++++ INFORMATION GIVEN
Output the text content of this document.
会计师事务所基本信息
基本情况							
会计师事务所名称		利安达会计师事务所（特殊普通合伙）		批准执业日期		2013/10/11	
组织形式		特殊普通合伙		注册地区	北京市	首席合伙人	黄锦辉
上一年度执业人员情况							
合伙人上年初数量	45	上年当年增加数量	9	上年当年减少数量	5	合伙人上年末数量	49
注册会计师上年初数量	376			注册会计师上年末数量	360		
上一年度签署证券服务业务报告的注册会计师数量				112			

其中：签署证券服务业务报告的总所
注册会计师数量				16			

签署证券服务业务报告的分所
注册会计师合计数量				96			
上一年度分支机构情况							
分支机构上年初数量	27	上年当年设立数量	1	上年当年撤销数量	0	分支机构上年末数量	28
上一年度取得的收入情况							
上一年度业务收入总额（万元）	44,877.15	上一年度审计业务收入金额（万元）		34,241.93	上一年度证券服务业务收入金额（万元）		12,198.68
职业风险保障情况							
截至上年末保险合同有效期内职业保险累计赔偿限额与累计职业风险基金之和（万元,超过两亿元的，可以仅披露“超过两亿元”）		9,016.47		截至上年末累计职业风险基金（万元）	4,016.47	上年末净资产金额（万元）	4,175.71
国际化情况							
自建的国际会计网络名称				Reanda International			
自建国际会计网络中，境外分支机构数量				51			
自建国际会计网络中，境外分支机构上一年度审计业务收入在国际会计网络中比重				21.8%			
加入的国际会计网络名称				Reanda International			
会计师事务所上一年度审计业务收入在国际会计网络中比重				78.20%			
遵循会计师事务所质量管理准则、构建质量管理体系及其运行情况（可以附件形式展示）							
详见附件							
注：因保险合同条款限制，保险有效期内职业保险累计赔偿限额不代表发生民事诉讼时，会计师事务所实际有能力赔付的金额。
++++++++
= YOUR OBJECTIVE =
Look through the entries above and report each line where the string "自建国际会计网络中" occurs.

= REPLY =
自建国际会计网络中，境外分支机构数量				51			
自建国际会计网络中，境外分支机构上一年度审计业务收入在国际会计网络中比重				21.8%			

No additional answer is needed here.